Problem:
Write every entry out again exactly, please, and skip the pictures.

══ Stored records

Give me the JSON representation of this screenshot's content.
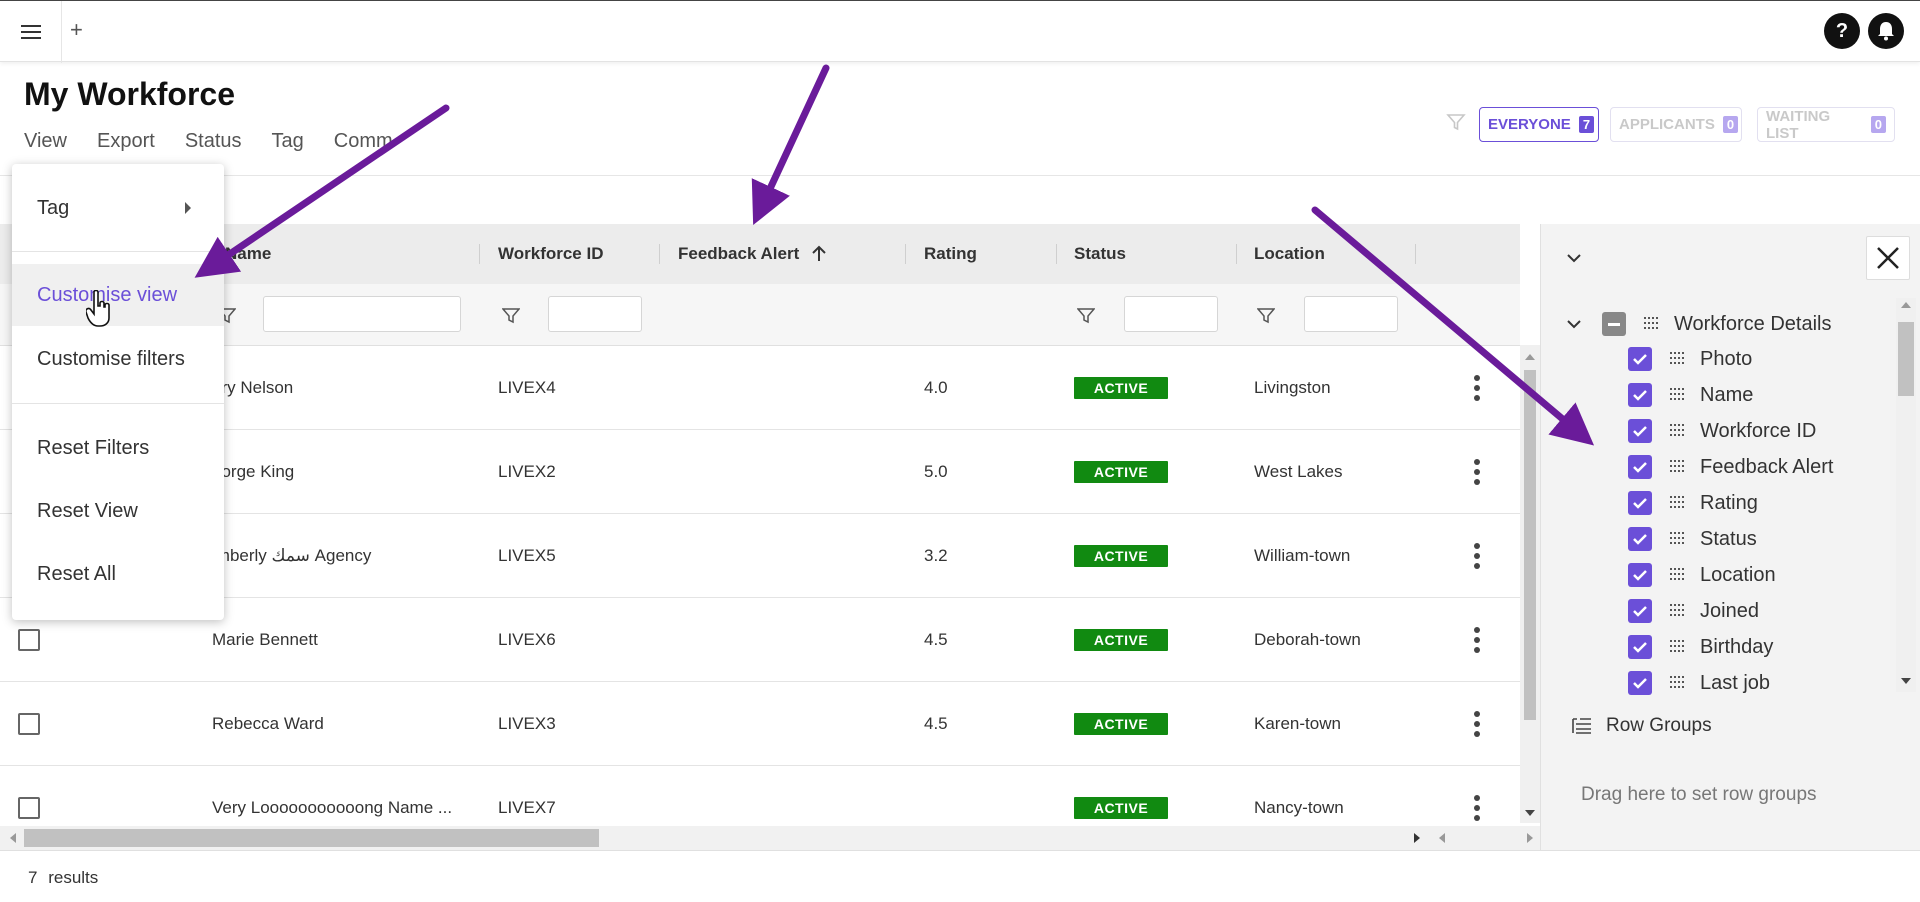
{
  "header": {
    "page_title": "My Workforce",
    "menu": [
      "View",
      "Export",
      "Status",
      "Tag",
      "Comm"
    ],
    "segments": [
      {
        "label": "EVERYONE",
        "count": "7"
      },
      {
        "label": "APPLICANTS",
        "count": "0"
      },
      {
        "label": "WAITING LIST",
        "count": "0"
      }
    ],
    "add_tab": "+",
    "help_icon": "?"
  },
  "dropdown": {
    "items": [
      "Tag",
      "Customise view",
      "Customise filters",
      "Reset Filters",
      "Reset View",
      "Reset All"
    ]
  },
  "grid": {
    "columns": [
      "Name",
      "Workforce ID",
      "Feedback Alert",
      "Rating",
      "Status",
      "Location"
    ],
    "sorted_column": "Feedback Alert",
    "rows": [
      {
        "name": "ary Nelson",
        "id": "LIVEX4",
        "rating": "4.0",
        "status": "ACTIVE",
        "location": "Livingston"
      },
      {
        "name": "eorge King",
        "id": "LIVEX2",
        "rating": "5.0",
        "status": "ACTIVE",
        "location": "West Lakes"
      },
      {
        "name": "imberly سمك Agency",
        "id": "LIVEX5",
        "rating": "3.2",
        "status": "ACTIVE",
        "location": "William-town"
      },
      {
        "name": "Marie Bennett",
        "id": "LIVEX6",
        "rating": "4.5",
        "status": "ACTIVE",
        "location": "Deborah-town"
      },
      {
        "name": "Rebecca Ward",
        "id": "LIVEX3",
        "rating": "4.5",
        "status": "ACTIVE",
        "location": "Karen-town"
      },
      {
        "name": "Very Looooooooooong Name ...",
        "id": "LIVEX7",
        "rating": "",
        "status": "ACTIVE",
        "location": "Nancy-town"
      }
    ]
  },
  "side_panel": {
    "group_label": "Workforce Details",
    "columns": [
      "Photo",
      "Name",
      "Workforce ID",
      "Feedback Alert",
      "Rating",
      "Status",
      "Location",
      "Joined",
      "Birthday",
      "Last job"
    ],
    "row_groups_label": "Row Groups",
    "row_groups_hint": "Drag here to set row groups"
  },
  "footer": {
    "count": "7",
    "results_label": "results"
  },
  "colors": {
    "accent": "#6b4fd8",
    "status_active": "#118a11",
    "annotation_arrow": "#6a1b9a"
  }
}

════

Full response:
Give me the JSON representation of this screenshot's content.
{
  "header": {
    "page_title": "My Workforce",
    "menu": [
      "View",
      "Export",
      "Status",
      "Tag",
      "Comm"
    ],
    "segments": [
      {
        "label": "EVERYONE",
        "count": "7"
      },
      {
        "label": "APPLICANTS",
        "count": "0"
      },
      {
        "label": "WAITING LIST",
        "count": "0"
      }
    ],
    "add_tab": "+",
    "help_icon": "?"
  },
  "dropdown": {
    "items": [
      "Tag",
      "Customise view",
      "Customise filters",
      "Reset Filters",
      "Reset View",
      "Reset All"
    ]
  },
  "grid": {
    "columns": [
      "Name",
      "Workforce ID",
      "Feedback Alert",
      "Rating",
      "Status",
      "Location"
    ],
    "sorted_column": "Feedback Alert",
    "rows": [
      {
        "name": "ary Nelson",
        "id": "LIVEX4",
        "rating": "4.0",
        "status": "ACTIVE",
        "location": "Livingston"
      },
      {
        "name": "eorge King",
        "id": "LIVEX2",
        "rating": "5.0",
        "status": "ACTIVE",
        "location": "West Lakes"
      },
      {
        "name": "imberly سمك Agency",
        "id": "LIVEX5",
        "rating": "3.2",
        "status": "ACTIVE",
        "location": "William-town"
      },
      {
        "name": "Marie Bennett",
        "id": "LIVEX6",
        "rating": "4.5",
        "status": "ACTIVE",
        "location": "Deborah-town"
      },
      {
        "name": "Rebecca Ward",
        "id": "LIVEX3",
        "rating": "4.5",
        "status": "ACTIVE",
        "location": "Karen-town"
      },
      {
        "name": "Very Looooooooooong Name ...",
        "id": "LIVEX7",
        "rating": "",
        "status": "ACTIVE",
        "location": "Nancy-town"
      }
    ]
  },
  "side_panel": {
    "group_label": "Workforce Details",
    "columns": [
      "Photo",
      "Name",
      "Workforce ID",
      "Feedback Alert",
      "Rating",
      "Status",
      "Location",
      "Joined",
      "Birthday",
      "Last job"
    ],
    "row_groups_label": "Row Groups",
    "row_groups_hint": "Drag here to set row groups"
  },
  "footer": {
    "count": "7",
    "results_label": "results"
  },
  "colors": {
    "accent": "#6b4fd8",
    "status_active": "#118a11",
    "annotation_arrow": "#6a1b9a"
  }
}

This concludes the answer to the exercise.